Items listed in a dataset
━━━━

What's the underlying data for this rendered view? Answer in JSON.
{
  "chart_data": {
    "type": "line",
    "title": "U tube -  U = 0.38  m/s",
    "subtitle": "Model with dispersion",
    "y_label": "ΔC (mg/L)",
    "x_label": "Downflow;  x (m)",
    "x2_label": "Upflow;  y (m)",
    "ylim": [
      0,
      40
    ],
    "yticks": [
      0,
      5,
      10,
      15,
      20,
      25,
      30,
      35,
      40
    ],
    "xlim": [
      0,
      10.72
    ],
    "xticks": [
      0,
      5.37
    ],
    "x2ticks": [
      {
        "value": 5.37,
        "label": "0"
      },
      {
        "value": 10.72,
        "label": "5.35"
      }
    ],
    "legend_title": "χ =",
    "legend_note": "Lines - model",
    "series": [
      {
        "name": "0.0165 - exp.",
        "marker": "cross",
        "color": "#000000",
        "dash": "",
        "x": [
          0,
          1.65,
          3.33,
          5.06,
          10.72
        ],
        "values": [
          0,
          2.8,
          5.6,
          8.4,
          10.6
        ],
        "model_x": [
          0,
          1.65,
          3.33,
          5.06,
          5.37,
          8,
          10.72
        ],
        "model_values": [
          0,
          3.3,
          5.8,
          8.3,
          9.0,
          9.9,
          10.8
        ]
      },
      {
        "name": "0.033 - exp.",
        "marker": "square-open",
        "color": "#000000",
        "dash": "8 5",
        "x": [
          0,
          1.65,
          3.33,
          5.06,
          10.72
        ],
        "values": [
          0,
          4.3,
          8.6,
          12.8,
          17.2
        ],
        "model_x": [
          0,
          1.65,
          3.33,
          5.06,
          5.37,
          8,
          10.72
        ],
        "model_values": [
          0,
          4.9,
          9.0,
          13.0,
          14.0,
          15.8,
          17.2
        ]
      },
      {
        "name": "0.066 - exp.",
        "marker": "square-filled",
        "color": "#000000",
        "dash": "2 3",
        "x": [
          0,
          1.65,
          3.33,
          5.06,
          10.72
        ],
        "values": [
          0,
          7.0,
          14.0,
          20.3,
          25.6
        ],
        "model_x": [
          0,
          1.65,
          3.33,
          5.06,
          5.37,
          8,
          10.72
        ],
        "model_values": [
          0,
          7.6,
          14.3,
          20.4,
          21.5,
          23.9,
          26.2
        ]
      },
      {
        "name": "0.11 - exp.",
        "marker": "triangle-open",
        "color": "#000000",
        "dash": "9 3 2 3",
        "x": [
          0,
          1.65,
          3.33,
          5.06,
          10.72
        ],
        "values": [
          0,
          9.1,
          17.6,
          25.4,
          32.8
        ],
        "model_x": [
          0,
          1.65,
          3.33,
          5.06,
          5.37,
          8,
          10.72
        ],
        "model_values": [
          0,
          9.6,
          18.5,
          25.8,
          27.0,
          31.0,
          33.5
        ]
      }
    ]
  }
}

━━━━

### REQUIRED TASK
In the listing, find every line containing the word "name" and list it.

### THE RESPONSE
        "name": "0.0165 - exp.",
        "name": "0.033 - exp.",
        "name": "0.066 - exp.",
        "name": "0.11 - exp.",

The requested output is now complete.